◆ Problem to work on ◆
Make an exact copy of all the records.

____

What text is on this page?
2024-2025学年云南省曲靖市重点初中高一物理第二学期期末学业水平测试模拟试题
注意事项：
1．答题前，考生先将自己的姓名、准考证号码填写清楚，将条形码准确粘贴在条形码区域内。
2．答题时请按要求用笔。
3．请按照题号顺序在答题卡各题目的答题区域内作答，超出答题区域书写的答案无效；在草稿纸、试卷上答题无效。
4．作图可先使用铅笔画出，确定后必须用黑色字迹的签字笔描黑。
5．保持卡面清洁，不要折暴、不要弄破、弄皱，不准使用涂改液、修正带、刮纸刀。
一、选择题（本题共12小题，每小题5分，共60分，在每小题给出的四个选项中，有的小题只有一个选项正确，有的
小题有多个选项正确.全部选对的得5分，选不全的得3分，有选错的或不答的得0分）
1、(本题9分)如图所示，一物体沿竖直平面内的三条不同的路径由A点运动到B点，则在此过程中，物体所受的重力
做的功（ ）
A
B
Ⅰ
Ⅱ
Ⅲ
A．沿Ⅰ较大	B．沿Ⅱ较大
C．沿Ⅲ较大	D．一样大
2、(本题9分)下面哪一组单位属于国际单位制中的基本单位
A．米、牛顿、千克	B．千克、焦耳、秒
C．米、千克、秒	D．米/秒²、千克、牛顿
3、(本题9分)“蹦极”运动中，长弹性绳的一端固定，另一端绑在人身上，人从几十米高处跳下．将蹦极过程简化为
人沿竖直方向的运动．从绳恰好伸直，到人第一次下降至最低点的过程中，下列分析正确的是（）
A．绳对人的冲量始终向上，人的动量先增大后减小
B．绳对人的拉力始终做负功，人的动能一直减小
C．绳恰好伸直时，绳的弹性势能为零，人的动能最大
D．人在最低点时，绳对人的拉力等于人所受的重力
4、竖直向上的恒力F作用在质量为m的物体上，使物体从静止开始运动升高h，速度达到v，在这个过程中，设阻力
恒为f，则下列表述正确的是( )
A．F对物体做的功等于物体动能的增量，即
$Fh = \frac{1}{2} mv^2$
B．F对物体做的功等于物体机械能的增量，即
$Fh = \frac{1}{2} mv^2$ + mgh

____

◆ Problem solution ◆
What text is on this page?
2024-2025学年云南省曲靖市重点初中高一物理第二学期期末学业水平测试模拟试题
注意事项：
1．答题前，考生先将自己的姓名、准考证号码填写清楚，将条形码准确粘贴在条形码区域内。
2．答题时请按要求用笔。
3．请按照题号顺序在答题卡各题目的答题区域内作答，超出答题区域书写的答案无效；在草稿纸、试卷上答题无效。
4．作图可先使用铅笔画出，确定后必须用黑色字迹的签字笔描黑。
5．保持卡面清洁，不要折暴、不要弄破、弄皱，不准使用涂改液、修正带、刮纸刀。
一、选择题（本题共12小题，每小题5分，共60分，在每小题给出的四个选项中，有的小题只有一个选项正确，有的
小题有多个选项正确.全部选对的得5分，选不全的得3分，有选错的或不答的得0分）
1、(本题9分)如图所示，一物体沿竖直平面内的三条不同的路径由A点运动到B点，则在此过程中，物体所受的重力
做的功（ ）
A
B
Ⅰ
Ⅱ
Ⅲ
A．沿Ⅰ较大	B．沿Ⅱ较大
C．沿Ⅲ较大	D．一样大
2、(本题9分)下面哪一组单位属于国际单位制中的基本单位
A．米、牛顿、千克	B．千克、焦耳、秒
C．米、千克、秒	D．米/秒²、千克、牛顿
3、(本题9分)“蹦极”运动中，长弹性绳的一端固定，另一端绑在人身上，人从几十米高处跳下．将蹦极过程简化为
人沿竖直方向的运动．从绳恰好伸直，到人第一次下降至最低点的过程中，下列分析正确的是（）
A．绳对人的冲量始终向上，人的动量先增大后减小
B．绳对人的拉力始终做负功，人的动能一直减小
C．绳恰好伸直时，绳的弹性势能为零，人的动能最大
D．人在最低点时，绳对人的拉力等于人所受的重力
4、竖直向上的恒力F作用在质量为m的物体上，使物体从静止开始运动升高h，速度达到v，在这个过程中，设阻力
恒为f，则下列表述正确的是( )
A．F对物体做的功等于物体动能的增量，即
$Fh = \frac{1}{2} mv^2$
B．F对物体做的功等于物体机械能的增量，即
$Fh = \frac{1}{2} mv^2$ + mgh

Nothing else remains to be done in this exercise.